TASK TO CARRY OUT
Copy every record word for word.

[Dataset records]
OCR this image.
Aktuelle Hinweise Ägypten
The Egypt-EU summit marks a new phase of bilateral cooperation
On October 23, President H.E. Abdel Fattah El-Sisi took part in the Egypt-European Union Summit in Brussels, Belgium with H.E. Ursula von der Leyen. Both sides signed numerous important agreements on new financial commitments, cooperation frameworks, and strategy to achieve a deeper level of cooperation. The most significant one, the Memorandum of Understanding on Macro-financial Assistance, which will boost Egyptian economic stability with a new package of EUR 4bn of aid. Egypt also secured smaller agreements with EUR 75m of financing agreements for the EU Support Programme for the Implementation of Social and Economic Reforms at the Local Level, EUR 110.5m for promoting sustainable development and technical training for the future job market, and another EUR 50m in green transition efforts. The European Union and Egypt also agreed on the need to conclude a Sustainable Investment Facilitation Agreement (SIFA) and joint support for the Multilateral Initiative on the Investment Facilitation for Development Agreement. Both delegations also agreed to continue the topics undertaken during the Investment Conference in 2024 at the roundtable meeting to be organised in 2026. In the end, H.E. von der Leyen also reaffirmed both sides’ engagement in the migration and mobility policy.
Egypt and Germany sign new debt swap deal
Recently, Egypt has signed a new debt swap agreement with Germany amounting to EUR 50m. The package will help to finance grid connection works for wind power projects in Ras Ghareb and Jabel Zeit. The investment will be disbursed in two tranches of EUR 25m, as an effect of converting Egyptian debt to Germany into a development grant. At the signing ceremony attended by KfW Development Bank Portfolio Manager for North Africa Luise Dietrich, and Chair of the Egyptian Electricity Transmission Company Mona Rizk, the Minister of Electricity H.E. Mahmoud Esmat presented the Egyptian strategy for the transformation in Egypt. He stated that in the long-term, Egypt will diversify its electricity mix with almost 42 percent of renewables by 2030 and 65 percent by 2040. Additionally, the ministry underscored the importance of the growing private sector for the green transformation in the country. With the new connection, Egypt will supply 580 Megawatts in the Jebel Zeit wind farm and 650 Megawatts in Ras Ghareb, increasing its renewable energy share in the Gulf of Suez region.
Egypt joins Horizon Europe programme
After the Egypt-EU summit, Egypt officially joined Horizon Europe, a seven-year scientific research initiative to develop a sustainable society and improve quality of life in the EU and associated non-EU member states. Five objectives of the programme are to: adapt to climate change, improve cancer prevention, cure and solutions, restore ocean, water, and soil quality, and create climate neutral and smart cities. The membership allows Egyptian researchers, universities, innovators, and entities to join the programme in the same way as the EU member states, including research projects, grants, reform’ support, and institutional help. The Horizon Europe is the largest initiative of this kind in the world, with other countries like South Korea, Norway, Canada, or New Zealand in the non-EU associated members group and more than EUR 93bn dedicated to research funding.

WORKED SOLUTION
OCR this image.
Aktuelle Hinweise Ägypten
The Egypt-EU summit marks a new phase of bilateral cooperation
On October 23, President H.E. Abdel Fattah El-Sisi took part in the Egypt-European Union Summit in Brussels, Belgium with H.E. Ursula von der Leyen. Both sides signed numerous important agreements on new financial commitments, cooperation frameworks, and strategy to achieve a deeper level of cooperation. The most significant one, the Memorandum of Understanding on Macro-financial Assistance, which will boost Egyptian economic stability with a new package of EUR 4bn of aid. Egypt also secured smaller agreements with EUR 75m of financing agreements for the EU Support Programme for the Implementation of Social and Economic Reforms at the Local Level, EUR 110.5m for promoting sustainable development and technical training for the future job market, and another EUR 50m in green transition efforts. The European Union and Egypt also agreed on the need to conclude a Sustainable Investment Facilitation Agreement (SIFA) and joint support for the Multilateral Initiative on the Investment Facilitation for Development Agreement. Both delegations also agreed to continue the topics undertaken during the Investment Conference in 2024 at the roundtable meeting to be organised in 2026. In the end, H.E. von der Leyen also reaffirmed both sides’ engagement in the migration and mobility policy.
Egypt and Germany sign new debt swap deal
Recently, Egypt has signed a new debt swap agreement with Germany amounting to EUR 50m. The package will help to finance grid connection works for wind power projects in Ras Ghareb and Jabel Zeit. The investment will be disbursed in two tranches of EUR 25m, as an effect of converting Egyptian debt to Germany into a development grant. At the signing ceremony attended by KfW Development Bank Portfolio Manager for North Africa Luise Dietrich, and Chair of the Egyptian Electricity Transmission Company Mona Rizk, the Minister of Electricity H.E. Mahmoud Esmat presented the Egyptian strategy for the transformation in Egypt. He stated that in the long-term, Egypt will diversify its electricity mix with almost 42 percent of renewables by 2030 and 65 percent by 2040. Additionally, the ministry underscored the importance of the growing private sector for the green transformation in the country. With the new connection, Egypt will supply 580 Megawatts in the Jebel Zeit wind farm and 650 Megawatts in Ras Ghareb, increasing its renewable energy share in the Gulf of Suez region.
Egypt joins Horizon Europe programme
After the Egypt-EU summit, Egypt officially joined Horizon Europe, a seven-year scientific research initiative to develop a sustainable society and improve quality of life in the EU and associated non-EU member states. Five objectives of the programme are to: adapt to climate change, improve cancer prevention, cure and solutions, restore ocean, water, and soil quality, and create climate neutral and smart cities. The membership allows Egyptian researchers, universities, innovators, and entities to join the programme in the same way as the EU member states, including research projects, grants, reform’ support, and institutional help. The Horizon Europe is the largest initiative of this kind in the world, with other countries like South Korea, Norway, Canada, or New Zealand in the non-EU associated members group and more than EUR 93bn dedicated to research funding.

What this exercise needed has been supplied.